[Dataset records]
----------

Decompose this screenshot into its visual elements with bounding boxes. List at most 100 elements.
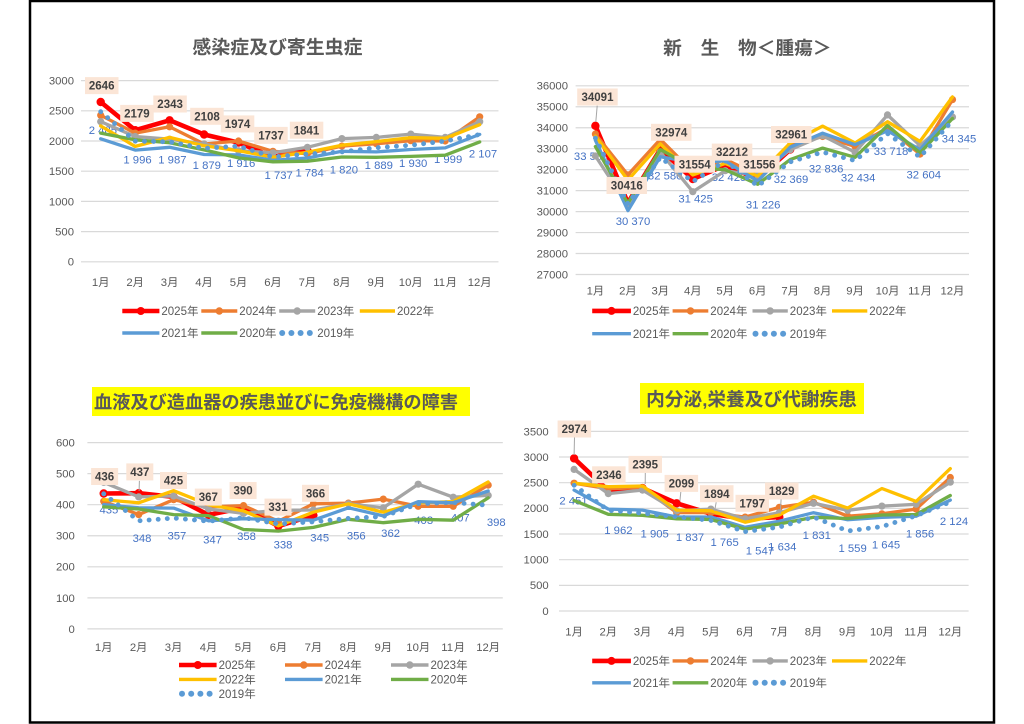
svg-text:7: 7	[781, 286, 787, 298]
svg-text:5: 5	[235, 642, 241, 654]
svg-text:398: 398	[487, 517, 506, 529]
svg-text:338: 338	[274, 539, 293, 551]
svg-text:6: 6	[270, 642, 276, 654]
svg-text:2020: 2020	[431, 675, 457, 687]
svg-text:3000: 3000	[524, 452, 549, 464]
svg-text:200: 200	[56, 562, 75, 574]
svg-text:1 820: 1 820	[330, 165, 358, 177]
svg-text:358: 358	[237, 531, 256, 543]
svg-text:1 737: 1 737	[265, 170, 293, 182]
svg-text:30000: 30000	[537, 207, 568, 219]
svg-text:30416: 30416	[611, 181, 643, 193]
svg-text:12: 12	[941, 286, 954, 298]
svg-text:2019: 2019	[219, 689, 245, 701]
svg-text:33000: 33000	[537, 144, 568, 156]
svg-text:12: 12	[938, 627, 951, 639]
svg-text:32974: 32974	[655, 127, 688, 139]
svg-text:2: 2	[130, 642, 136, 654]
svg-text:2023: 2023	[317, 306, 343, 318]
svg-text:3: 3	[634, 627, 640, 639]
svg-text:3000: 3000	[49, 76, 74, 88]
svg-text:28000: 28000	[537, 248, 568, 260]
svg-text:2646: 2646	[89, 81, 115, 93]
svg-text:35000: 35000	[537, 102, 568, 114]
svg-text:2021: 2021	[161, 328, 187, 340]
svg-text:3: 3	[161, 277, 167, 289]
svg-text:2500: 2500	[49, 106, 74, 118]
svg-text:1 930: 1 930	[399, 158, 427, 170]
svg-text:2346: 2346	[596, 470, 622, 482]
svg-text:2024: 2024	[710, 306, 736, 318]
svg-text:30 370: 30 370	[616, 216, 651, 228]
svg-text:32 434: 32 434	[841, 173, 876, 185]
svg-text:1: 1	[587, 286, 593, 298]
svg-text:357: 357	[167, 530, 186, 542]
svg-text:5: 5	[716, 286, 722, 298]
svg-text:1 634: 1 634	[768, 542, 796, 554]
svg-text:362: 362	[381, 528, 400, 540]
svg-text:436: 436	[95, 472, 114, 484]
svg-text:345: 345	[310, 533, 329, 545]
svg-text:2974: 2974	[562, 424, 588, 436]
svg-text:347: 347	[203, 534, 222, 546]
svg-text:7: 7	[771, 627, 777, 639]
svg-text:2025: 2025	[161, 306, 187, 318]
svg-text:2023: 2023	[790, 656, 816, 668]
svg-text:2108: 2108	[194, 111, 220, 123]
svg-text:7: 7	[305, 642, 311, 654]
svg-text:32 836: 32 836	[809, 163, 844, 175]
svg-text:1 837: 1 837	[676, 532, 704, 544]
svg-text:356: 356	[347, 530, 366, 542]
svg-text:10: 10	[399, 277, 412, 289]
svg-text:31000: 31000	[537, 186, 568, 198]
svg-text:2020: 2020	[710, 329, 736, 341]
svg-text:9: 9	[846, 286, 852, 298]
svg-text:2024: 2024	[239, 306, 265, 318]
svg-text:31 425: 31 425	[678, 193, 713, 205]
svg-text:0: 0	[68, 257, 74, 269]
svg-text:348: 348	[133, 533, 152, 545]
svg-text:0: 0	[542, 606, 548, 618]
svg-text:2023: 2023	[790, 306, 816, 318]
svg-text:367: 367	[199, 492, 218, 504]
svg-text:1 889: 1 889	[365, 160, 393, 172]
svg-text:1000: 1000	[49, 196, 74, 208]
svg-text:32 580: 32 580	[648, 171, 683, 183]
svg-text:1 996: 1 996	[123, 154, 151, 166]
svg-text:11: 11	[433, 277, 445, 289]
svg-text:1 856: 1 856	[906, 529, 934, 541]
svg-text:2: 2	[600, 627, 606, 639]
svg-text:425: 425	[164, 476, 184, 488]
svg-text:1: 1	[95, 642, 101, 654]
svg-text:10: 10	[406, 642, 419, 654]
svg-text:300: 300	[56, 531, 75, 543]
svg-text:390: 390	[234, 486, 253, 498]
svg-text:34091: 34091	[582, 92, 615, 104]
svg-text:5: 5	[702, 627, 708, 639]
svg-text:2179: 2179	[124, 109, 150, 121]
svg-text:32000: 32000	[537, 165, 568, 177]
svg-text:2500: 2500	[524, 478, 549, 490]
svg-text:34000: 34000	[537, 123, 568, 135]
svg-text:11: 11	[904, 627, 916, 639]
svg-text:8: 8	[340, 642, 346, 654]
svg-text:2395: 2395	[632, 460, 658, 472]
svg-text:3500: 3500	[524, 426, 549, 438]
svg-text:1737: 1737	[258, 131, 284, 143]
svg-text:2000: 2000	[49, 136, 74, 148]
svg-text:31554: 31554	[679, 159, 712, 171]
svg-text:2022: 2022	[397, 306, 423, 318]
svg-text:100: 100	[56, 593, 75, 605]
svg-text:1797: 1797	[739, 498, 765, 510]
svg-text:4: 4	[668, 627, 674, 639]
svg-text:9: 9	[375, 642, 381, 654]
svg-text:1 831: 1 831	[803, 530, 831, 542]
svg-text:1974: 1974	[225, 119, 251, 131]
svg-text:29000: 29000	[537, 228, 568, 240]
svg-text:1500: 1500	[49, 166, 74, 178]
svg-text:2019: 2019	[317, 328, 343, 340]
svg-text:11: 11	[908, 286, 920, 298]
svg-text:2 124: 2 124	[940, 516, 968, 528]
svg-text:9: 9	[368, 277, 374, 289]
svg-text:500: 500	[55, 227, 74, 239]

----------

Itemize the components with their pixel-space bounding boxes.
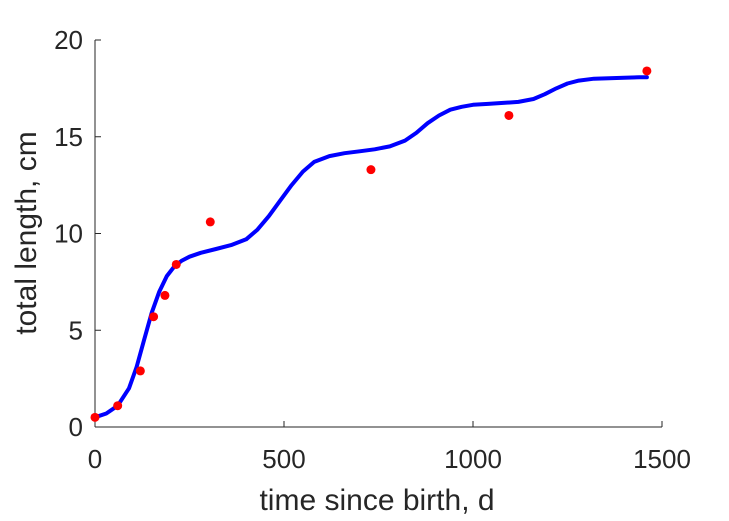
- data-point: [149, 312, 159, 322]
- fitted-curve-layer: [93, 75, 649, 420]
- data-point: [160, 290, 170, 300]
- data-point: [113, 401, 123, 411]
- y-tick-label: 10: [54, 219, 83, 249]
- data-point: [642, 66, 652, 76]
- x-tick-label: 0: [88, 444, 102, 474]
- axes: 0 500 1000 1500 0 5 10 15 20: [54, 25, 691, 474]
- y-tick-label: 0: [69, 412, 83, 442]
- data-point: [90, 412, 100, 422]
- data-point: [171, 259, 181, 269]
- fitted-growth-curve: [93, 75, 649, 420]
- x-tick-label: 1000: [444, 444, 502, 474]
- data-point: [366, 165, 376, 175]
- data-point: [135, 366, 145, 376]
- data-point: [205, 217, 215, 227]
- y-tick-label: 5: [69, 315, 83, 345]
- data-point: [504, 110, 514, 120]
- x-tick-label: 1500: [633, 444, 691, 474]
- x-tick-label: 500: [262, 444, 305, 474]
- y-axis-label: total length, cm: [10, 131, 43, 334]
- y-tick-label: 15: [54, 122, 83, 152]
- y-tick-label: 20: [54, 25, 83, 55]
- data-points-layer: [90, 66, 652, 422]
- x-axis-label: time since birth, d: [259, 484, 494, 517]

----------

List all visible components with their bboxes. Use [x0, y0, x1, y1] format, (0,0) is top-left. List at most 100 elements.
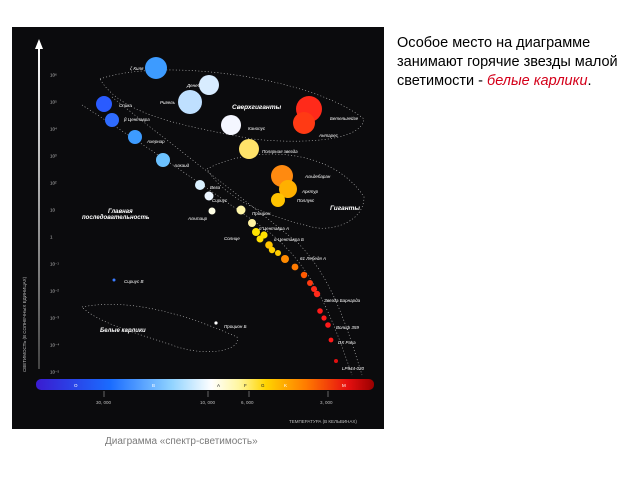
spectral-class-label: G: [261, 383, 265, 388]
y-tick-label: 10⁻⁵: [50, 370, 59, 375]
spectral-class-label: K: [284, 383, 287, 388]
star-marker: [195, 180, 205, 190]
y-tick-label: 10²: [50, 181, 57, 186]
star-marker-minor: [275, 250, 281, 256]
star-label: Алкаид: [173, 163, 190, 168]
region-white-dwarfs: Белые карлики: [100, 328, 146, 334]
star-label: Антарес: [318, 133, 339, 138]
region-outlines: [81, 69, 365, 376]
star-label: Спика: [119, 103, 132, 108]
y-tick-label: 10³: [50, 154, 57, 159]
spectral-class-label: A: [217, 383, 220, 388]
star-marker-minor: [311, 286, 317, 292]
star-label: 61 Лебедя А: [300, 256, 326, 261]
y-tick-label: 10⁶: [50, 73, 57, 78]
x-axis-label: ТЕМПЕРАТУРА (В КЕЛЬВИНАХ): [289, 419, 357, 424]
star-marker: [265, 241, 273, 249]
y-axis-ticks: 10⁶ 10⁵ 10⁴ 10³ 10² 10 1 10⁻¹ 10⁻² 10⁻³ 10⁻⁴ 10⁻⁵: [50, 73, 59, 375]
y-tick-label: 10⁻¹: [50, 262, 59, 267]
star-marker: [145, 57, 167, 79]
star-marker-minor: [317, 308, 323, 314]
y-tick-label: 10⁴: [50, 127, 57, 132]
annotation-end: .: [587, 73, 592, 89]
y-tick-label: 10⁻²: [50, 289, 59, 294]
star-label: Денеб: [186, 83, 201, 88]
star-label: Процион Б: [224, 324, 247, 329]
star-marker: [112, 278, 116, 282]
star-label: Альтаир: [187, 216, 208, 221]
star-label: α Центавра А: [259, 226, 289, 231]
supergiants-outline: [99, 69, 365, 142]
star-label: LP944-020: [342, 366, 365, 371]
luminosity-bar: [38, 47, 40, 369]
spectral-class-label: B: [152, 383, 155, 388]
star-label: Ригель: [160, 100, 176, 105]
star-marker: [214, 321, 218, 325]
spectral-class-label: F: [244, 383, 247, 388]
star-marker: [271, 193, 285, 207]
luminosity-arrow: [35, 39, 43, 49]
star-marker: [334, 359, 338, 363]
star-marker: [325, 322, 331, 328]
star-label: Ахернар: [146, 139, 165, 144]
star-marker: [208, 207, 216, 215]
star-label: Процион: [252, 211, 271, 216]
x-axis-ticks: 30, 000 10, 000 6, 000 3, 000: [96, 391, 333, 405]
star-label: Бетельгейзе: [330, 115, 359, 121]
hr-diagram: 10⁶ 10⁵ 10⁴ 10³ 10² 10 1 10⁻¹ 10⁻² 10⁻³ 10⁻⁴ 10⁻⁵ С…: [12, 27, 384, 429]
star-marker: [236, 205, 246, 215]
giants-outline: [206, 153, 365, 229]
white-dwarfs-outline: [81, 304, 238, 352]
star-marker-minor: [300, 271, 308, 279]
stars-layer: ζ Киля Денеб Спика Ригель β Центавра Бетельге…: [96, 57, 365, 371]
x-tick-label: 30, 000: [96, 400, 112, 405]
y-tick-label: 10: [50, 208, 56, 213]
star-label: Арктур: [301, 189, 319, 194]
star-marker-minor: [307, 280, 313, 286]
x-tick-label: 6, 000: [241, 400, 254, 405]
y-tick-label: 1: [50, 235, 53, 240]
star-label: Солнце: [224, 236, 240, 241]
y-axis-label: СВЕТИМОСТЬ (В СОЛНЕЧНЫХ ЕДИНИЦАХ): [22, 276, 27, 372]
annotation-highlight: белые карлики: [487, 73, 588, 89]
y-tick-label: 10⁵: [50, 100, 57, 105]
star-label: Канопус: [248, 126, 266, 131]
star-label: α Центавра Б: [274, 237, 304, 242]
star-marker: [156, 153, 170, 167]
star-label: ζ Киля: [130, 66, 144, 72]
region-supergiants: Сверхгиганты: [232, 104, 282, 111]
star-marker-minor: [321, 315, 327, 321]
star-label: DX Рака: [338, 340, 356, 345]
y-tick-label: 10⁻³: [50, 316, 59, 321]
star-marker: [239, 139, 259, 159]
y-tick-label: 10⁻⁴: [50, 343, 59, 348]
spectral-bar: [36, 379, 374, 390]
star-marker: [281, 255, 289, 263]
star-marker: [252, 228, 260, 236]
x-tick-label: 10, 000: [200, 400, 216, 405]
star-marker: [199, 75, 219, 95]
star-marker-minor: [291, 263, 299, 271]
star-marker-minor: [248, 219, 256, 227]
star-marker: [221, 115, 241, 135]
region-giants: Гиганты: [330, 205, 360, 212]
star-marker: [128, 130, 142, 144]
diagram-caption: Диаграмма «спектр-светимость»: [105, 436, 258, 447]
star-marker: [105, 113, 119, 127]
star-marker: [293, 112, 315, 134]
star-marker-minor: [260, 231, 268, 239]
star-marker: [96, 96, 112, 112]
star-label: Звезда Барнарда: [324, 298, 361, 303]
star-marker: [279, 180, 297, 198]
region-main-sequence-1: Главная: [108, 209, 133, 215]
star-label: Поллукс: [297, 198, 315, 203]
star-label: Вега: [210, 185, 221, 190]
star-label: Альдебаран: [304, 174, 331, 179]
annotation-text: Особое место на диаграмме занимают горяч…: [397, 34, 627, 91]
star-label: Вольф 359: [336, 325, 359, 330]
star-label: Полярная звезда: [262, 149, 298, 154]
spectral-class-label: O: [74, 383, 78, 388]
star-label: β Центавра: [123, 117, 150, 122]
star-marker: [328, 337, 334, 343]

----------

*WHAT YOU HAVE TO DO*. Duplicate the lines in the listing above, starting with the line that contains "286, 787, 298]" and going on through the line that contains "248, 568, 260]", both included.

*TASK OUTPUT*.
svg-text:7: 7	[781, 286, 787, 298]
svg-text:5: 5	[235, 642, 241, 654]
svg-text:398: 398	[487, 517, 506, 529]
svg-text:338: 338	[274, 539, 293, 551]
svg-text:6: 6	[270, 642, 276, 654]
svg-text:2020: 2020	[431, 675, 457, 687]
svg-text:3000: 3000	[524, 452, 549, 464]
svg-text:200: 200	[56, 562, 75, 574]
svg-text:1 820: 1 820	[330, 165, 358, 177]
svg-text:358: 358	[237, 531, 256, 543]
svg-text:1 737: 1 737	[265, 170, 293, 182]
svg-text:30000: 30000	[537, 207, 568, 219]
svg-text:30416: 30416	[611, 181, 643, 193]
svg-text:12: 12	[941, 286, 954, 298]
svg-text:2019: 2019	[219, 689, 245, 701]
svg-text:33000: 33000	[537, 144, 568, 156]
svg-text:12: 12	[938, 627, 951, 639]
svg-text:32974: 32974	[655, 127, 688, 139]
svg-text:2: 2	[130, 642, 136, 654]
svg-text:2023: 2023	[317, 306, 343, 318]
svg-text:3: 3	[634, 627, 640, 639]
svg-text:3000: 3000	[49, 76, 74, 88]
svg-text:28000: 28000	[537, 248, 568, 260]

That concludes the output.